(Exercise directions) Give only the number of lines in the records that include the string "อบรรจ".

Start of Recorded information

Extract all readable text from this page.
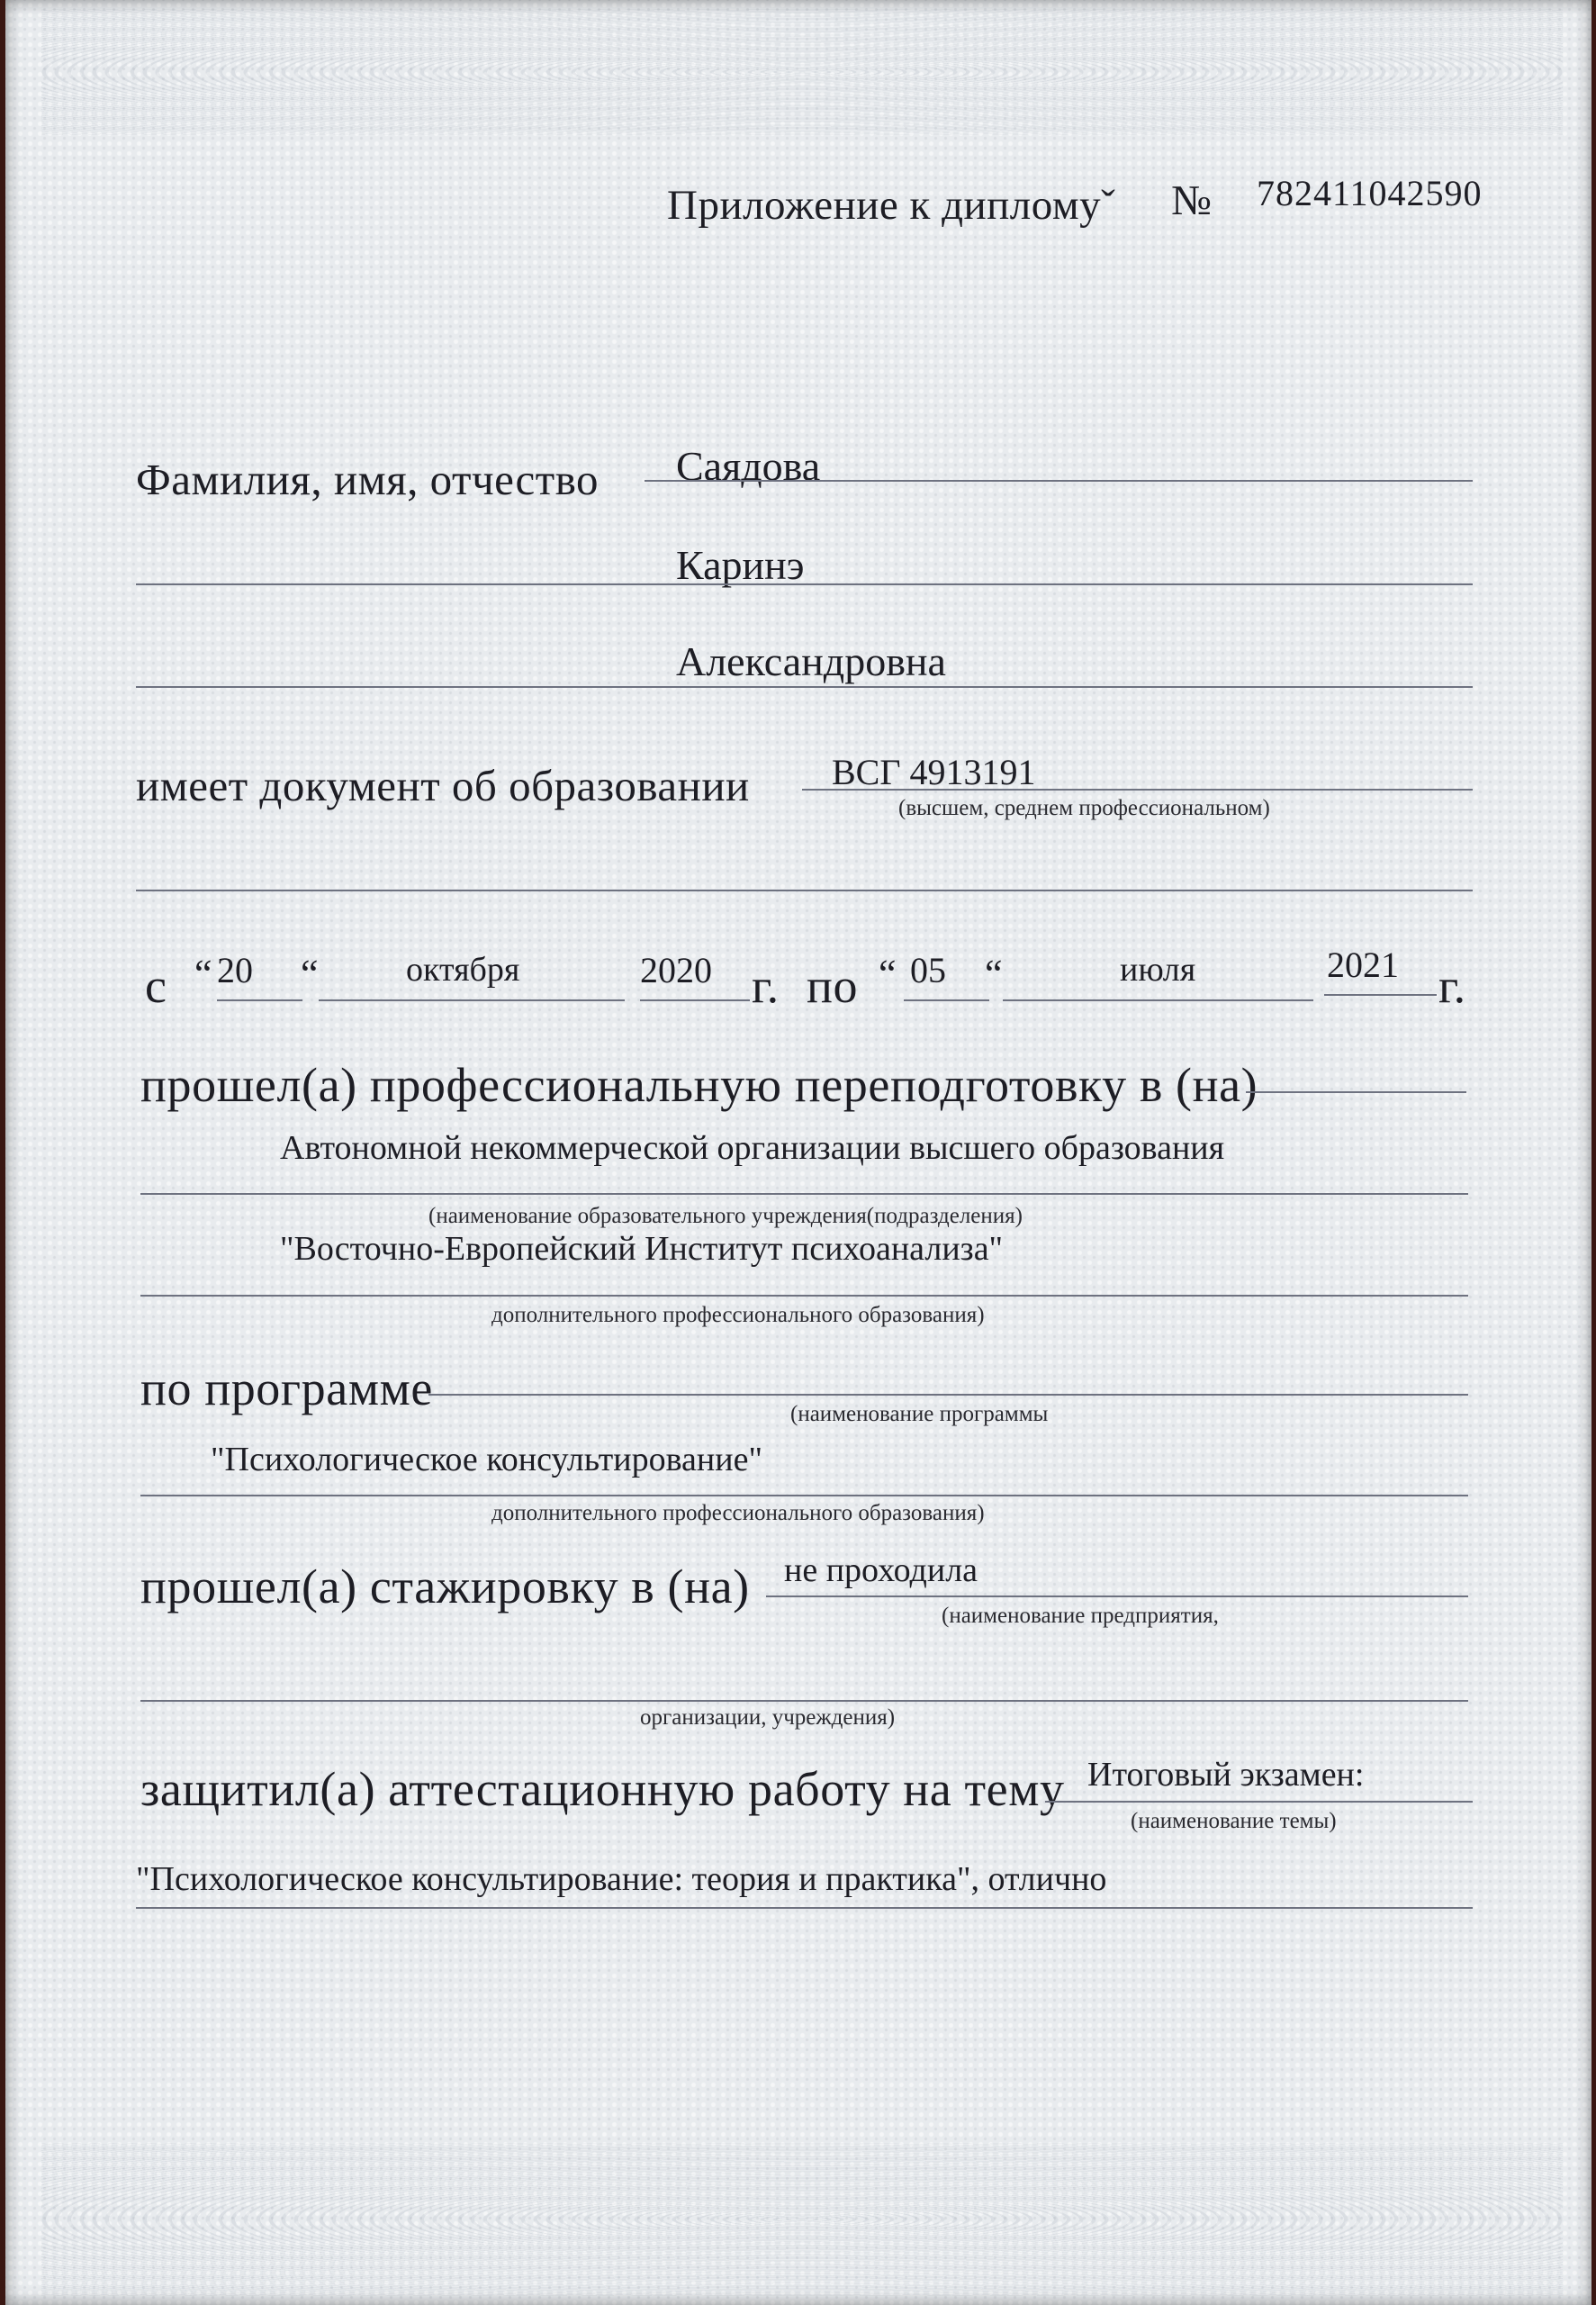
Приложение к дипломуˇ № 782411042590
Фамилия, имя, отчество Саядова
Каринэ
Александровна
имеет документ об образовании ВСГ 4913191
(высшем, среднем профессиональном)
с “ 20 “	октября	2020 г. по “ 05 “	июля	2021 г.
прошел(а) профессиональную переподготовку в (на)
Автономной некоммерческой организации высшего образования
(наименование образовательного учреждения(подразделения)
"Восточно-Европейский Институт психоанализа"
дополнительного профессионального образования)
по программе	(наименование программы
"Психологическое консультирование"
дополнительного профессионального образования)
прошел(а) стажировку в (на) не проходила
(наименование предприятия,
организации, учреждения)
защитил(а) аттестационную работу на тему Итоговый экзамен:
(наименование темы)
"Психологическое консультирование: теория и практика", отлично
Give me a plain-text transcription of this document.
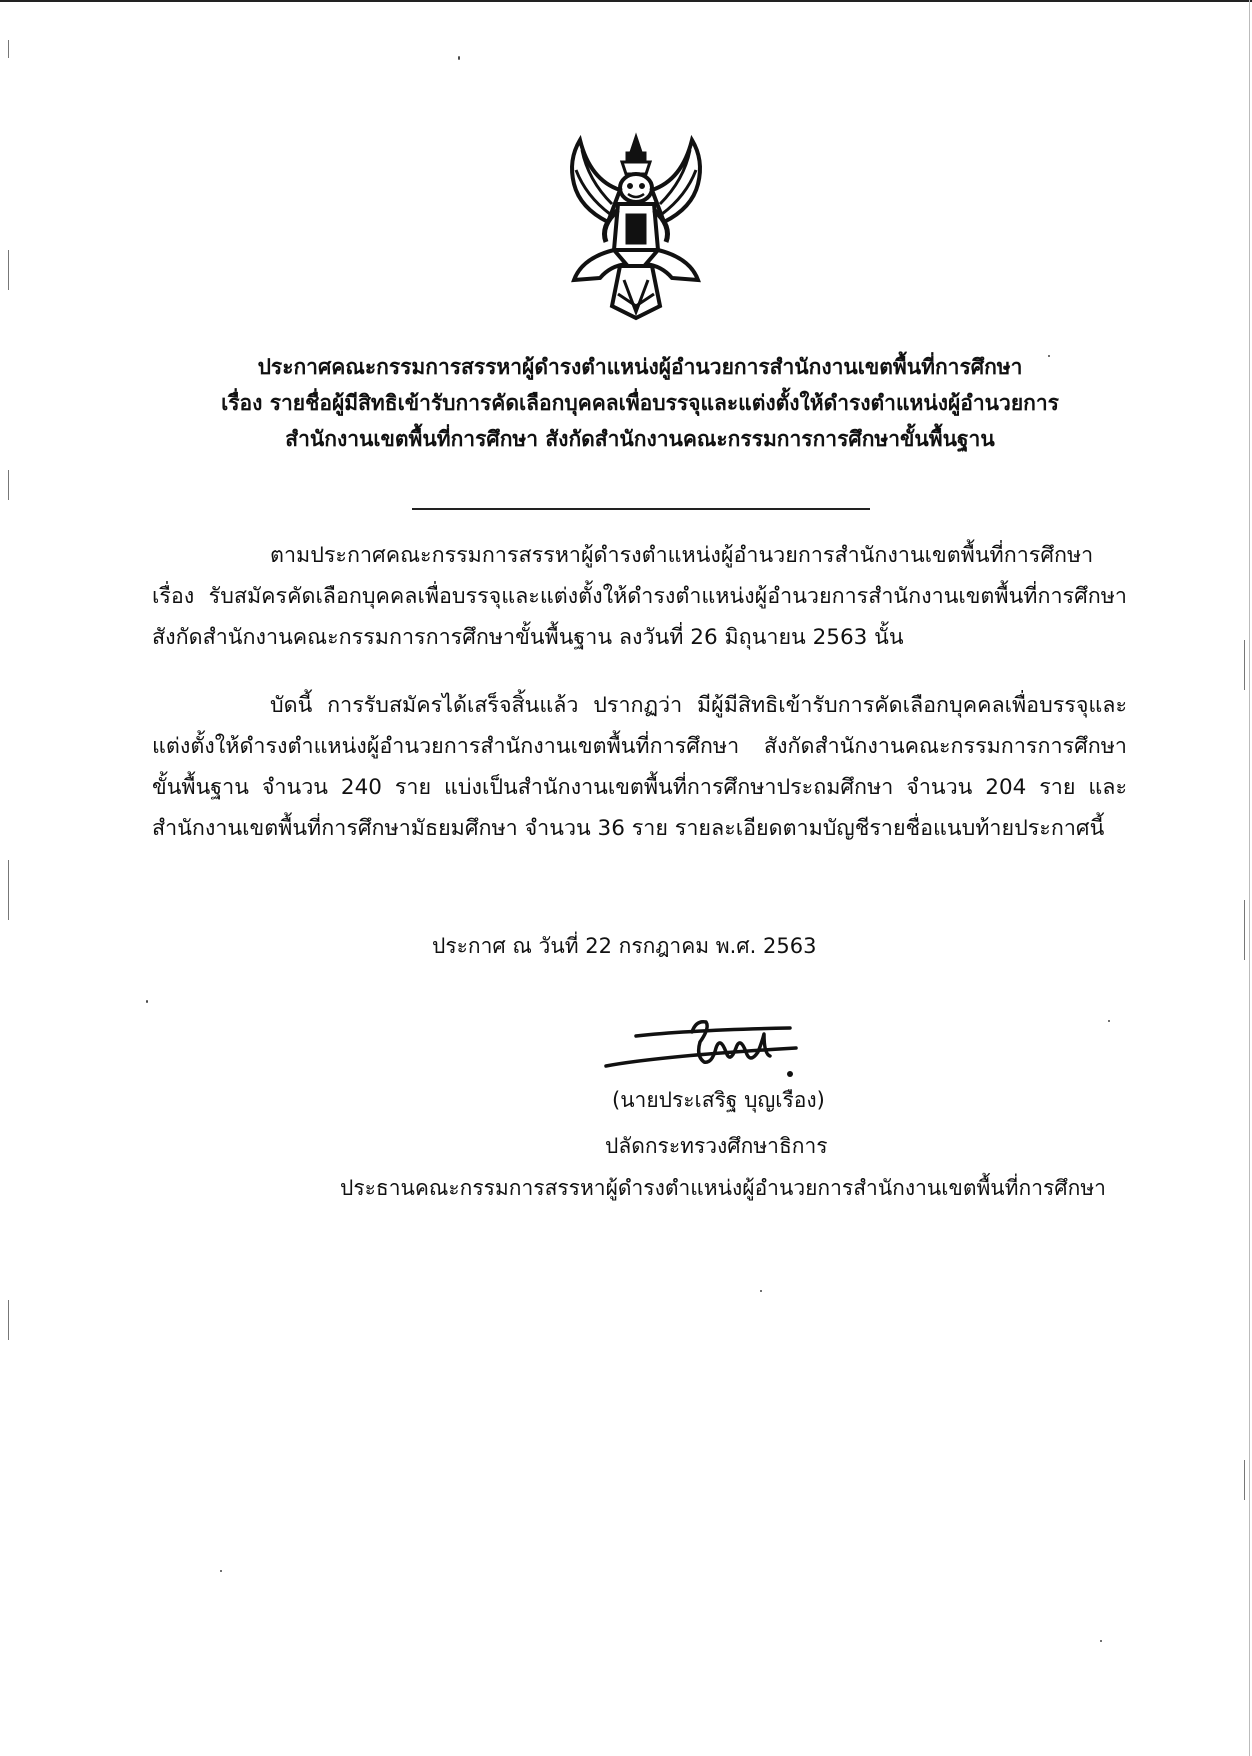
ประกาศคณะกรรมการสรรหาผู้ดำรงตำแหน่งผู้อำนวยการสำนักงานเขตพื้นที่การศึกษา
เรื่อง รายชื่อผู้มีสิทธิเข้ารับการคัดเลือกบุคคลเพื่อบรรจุและแต่งตั้งให้ดำรงตำแหน่งผู้อำนวยการ
สำนักงานเขตพื้นที่การศึกษา สังกัดสำนักงานคณะกรรมการการศึกษาขั้นพื้นฐาน

ตามประกาศคณะกรรมการสรรหาผู้ดำรงตำแหน่งผู้อำนวยการสำนักงานเขตพื้นที่การศึกษา เรื่อง รับสมัครคัดเลือกบุคคลเพื่อบรรจุและแต่งตั้งให้ดำรงตำแหน่งผู้อำนวยการสำนักงานเขตพื้นที่การศึกษา สังกัดสำนักงานคณะกรรมการการศึกษาขั้นพื้นฐาน ลงวันที่ 26 มิถุนายน 2563 นั้น

บัดนี้ การรับสมัครได้เสร็จสิ้นแล้ว ปรากฏว่า มีผู้มีสิทธิเข้ารับการคัดเลือกบุคคลเพื่อบรรจุและแต่งตั้งให้ดำรงตำแหน่งผู้อำนวยการสำนักงานเขตพื้นที่การศึกษา สังกัดสำนักงานคณะกรรมการการศึกษาขั้นพื้นฐาน จำนวน 240 ราย แบ่งเป็นสำนักงานเขตพื้นที่การศึกษาประถมศึกษา จำนวน 204 ราย และสำนักงานเขตพื้นที่การศึกษามัธยมศึกษา จำนวน 36 ราย รายละเอียดตามบัญชีรายชื่อแนบท้ายประกาศนี้

ประกาศ ณ วันที่ 22 กรกฎาคม พ.ศ. 2563
(นายประเสริฐ บุญเรือง)
ปลัดกระทรวงศึกษาธิการ
ประธานคณะกรรมการสรรหาผู้ดำรงตำแหน่งผู้อำนวยการสำนักงานเขตพื้นที่การศึกษา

End of Recorded information

(Output below) 3